(Element and box listings)
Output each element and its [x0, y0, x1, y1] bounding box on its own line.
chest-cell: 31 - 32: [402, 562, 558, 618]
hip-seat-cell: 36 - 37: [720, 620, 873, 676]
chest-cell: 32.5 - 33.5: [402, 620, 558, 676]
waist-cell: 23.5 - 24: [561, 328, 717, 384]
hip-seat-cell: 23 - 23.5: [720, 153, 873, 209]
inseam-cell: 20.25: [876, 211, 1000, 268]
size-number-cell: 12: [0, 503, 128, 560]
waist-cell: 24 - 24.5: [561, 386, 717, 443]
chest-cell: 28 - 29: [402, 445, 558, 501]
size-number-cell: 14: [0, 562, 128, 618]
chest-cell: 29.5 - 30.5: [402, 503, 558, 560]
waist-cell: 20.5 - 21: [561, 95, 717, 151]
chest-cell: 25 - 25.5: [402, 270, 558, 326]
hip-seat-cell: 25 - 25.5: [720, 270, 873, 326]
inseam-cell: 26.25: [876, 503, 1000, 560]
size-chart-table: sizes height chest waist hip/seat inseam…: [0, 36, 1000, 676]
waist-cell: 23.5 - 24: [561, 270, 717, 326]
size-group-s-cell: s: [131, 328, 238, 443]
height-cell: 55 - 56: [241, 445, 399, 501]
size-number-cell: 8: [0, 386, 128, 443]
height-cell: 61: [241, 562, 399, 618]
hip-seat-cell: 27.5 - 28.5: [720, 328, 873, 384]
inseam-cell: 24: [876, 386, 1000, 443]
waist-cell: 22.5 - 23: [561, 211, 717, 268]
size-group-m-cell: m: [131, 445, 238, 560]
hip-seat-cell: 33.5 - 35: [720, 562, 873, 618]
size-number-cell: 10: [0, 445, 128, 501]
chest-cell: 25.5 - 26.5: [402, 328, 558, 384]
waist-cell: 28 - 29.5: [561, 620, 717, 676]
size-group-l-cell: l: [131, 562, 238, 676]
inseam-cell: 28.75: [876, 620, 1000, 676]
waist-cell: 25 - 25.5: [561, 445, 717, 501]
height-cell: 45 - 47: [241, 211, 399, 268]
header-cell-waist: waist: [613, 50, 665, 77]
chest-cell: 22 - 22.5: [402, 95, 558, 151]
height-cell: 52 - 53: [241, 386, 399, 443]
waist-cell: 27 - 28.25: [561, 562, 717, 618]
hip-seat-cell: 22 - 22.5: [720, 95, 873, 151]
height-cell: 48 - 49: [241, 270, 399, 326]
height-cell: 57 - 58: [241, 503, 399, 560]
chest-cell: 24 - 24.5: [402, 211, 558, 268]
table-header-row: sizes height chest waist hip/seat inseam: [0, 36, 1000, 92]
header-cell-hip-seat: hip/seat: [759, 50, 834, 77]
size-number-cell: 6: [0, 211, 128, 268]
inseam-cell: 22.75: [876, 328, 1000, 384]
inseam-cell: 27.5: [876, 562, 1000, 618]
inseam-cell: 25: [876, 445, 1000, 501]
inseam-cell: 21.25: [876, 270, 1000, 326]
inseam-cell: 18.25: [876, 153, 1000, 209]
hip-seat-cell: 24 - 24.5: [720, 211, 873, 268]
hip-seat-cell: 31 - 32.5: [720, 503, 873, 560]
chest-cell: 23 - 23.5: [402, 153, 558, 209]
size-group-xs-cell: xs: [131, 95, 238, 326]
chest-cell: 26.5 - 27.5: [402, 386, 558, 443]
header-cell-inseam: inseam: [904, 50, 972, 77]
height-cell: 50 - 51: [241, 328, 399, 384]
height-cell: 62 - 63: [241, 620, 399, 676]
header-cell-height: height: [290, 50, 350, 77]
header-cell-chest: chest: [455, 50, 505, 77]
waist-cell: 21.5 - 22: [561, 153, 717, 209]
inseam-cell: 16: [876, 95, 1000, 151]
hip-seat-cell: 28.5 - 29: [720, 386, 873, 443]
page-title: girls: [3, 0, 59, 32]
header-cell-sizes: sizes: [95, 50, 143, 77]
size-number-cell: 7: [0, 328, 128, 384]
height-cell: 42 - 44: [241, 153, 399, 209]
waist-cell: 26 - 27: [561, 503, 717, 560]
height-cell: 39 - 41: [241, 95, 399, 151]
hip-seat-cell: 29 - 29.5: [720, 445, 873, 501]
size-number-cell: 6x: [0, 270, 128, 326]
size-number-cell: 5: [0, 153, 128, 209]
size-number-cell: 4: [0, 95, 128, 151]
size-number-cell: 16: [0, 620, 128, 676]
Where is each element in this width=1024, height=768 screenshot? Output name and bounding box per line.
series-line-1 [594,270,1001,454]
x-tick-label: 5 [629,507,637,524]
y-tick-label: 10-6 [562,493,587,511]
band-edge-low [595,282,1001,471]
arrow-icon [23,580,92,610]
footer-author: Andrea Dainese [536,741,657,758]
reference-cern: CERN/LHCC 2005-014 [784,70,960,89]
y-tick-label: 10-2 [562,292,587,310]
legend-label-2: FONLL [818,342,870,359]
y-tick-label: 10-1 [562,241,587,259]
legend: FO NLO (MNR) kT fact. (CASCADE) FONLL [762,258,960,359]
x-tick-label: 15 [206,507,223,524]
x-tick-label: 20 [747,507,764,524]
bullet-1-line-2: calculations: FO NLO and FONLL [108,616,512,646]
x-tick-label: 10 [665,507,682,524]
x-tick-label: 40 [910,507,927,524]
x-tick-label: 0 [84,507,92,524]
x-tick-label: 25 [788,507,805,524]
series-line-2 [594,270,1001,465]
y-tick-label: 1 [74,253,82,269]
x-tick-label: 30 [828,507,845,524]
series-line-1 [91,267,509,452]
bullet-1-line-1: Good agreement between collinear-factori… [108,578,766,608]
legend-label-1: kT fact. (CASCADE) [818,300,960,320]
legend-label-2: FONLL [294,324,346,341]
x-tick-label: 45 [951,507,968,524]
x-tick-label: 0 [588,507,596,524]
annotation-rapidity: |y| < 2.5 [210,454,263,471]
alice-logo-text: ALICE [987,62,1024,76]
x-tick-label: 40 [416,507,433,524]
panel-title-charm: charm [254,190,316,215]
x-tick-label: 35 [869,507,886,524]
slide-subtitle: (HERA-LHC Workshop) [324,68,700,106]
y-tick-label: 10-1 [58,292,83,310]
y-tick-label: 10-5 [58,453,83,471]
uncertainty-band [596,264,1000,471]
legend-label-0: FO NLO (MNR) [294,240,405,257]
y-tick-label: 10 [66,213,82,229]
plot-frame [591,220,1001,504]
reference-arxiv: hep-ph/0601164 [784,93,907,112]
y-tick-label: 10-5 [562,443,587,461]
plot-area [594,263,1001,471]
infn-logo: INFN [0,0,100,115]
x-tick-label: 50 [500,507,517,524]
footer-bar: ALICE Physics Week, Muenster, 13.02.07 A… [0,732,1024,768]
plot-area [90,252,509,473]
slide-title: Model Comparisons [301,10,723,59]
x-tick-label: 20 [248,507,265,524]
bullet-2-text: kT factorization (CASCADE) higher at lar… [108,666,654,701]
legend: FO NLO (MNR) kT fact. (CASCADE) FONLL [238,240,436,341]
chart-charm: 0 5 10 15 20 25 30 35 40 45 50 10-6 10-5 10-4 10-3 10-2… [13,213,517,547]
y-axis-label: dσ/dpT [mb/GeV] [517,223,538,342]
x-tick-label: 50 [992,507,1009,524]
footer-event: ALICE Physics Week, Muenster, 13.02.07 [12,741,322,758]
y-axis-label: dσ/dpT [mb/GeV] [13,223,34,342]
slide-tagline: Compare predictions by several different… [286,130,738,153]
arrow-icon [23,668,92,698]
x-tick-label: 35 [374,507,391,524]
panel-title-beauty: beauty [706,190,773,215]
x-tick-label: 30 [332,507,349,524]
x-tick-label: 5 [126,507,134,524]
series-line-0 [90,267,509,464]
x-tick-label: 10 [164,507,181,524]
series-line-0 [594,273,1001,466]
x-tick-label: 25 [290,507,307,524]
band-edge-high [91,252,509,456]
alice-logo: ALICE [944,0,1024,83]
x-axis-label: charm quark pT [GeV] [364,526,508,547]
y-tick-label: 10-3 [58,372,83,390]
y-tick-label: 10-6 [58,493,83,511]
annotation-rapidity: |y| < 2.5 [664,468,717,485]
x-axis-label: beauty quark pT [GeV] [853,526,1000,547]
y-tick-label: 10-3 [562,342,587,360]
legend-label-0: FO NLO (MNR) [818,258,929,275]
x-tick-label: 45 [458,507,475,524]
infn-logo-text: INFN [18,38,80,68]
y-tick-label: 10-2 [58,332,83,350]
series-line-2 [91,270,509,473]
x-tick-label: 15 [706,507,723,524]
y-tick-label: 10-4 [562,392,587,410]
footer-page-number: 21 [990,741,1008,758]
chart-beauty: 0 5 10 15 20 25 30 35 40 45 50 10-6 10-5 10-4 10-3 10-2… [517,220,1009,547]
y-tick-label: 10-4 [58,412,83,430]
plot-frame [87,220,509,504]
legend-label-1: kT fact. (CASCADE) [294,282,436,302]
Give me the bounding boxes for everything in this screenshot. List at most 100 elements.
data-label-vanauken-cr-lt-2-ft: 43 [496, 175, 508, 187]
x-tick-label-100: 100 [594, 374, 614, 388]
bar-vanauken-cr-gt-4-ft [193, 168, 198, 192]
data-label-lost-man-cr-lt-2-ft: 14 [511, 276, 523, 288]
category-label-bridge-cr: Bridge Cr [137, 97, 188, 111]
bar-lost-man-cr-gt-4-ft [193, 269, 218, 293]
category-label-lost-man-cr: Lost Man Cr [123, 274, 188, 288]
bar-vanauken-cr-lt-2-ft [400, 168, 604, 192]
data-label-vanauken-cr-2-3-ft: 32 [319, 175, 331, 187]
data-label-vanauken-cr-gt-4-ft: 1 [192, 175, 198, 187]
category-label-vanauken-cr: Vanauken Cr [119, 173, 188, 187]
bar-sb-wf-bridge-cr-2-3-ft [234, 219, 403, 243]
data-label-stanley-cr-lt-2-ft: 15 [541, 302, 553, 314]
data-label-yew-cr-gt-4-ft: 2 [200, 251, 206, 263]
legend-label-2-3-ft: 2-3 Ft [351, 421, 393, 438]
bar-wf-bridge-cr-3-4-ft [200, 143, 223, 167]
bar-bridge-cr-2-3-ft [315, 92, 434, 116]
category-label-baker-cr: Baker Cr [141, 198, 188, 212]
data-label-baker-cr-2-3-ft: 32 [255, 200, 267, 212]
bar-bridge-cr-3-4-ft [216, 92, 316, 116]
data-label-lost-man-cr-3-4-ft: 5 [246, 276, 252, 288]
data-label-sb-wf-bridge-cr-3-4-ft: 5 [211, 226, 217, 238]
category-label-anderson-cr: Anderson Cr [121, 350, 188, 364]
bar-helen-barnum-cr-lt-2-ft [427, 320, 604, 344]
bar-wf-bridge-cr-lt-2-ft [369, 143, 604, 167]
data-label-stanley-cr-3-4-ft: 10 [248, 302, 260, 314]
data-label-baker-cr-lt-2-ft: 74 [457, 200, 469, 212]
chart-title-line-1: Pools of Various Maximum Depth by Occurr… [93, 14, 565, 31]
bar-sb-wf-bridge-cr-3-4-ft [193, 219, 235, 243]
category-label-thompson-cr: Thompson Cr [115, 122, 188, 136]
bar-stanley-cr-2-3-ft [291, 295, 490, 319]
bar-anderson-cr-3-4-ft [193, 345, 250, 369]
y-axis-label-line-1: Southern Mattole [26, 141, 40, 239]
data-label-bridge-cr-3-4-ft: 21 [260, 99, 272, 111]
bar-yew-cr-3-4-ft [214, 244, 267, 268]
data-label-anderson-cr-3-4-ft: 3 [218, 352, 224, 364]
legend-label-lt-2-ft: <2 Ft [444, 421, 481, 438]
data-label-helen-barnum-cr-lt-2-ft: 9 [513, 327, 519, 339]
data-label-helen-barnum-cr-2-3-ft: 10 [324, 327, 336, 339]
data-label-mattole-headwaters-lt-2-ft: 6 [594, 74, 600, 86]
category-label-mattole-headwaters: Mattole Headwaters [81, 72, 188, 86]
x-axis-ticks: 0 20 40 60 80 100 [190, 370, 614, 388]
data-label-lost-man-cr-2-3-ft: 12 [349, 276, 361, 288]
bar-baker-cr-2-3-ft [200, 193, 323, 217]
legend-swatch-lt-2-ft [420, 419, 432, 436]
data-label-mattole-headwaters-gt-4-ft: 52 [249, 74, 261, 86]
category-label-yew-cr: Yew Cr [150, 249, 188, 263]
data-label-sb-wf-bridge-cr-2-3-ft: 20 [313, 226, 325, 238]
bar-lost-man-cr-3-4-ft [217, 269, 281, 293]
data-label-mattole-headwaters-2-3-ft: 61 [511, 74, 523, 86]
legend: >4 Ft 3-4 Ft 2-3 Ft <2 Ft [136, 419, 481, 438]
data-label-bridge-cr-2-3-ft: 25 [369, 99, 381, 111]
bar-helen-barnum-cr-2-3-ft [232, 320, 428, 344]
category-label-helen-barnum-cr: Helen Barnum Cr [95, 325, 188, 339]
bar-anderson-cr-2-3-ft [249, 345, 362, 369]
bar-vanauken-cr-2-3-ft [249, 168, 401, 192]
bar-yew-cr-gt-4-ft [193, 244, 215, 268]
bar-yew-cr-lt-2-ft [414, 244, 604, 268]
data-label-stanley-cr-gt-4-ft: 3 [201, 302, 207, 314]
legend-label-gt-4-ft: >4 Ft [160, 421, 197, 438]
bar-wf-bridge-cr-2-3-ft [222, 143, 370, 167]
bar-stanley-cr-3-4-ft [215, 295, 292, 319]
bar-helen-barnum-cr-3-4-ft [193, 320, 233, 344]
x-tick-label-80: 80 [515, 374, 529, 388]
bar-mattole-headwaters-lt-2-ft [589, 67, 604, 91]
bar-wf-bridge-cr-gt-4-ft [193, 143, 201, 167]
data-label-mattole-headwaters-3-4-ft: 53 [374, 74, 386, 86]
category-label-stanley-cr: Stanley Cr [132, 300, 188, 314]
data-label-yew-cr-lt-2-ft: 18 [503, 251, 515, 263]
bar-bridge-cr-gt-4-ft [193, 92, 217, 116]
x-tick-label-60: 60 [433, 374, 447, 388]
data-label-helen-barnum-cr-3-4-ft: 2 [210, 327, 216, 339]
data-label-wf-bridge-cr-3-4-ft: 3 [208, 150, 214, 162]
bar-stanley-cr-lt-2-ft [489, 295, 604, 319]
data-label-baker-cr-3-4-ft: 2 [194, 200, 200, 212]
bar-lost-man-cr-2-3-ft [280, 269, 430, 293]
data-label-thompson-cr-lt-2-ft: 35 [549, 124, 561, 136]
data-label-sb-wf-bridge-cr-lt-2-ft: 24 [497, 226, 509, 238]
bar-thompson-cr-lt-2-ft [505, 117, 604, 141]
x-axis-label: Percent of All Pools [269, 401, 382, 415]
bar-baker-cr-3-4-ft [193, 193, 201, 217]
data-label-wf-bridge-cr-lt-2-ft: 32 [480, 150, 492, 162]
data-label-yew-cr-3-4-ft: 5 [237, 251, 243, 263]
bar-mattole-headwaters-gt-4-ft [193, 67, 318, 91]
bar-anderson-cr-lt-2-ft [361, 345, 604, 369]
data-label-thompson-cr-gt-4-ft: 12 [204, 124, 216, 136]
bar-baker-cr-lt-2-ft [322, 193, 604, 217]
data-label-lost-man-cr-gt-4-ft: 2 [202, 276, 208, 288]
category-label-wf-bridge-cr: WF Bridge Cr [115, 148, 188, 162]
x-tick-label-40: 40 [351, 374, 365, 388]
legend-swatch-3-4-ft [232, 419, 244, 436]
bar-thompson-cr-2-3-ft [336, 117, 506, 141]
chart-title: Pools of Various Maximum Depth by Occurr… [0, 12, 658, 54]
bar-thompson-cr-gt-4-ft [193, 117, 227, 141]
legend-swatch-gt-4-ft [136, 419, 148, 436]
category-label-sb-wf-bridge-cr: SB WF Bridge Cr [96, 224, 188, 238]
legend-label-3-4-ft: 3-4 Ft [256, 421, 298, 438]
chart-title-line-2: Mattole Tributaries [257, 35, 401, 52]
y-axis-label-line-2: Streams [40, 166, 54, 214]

■ Your objective ■
Pull out every line of the material above that contains the string "infn", and copy each one. A match must have the same uppercase and lowercase letters.

■ Task output ■
infn-logo: INFN [0,0,100,115]
infn-logo-text: INFN [18,38,80,68]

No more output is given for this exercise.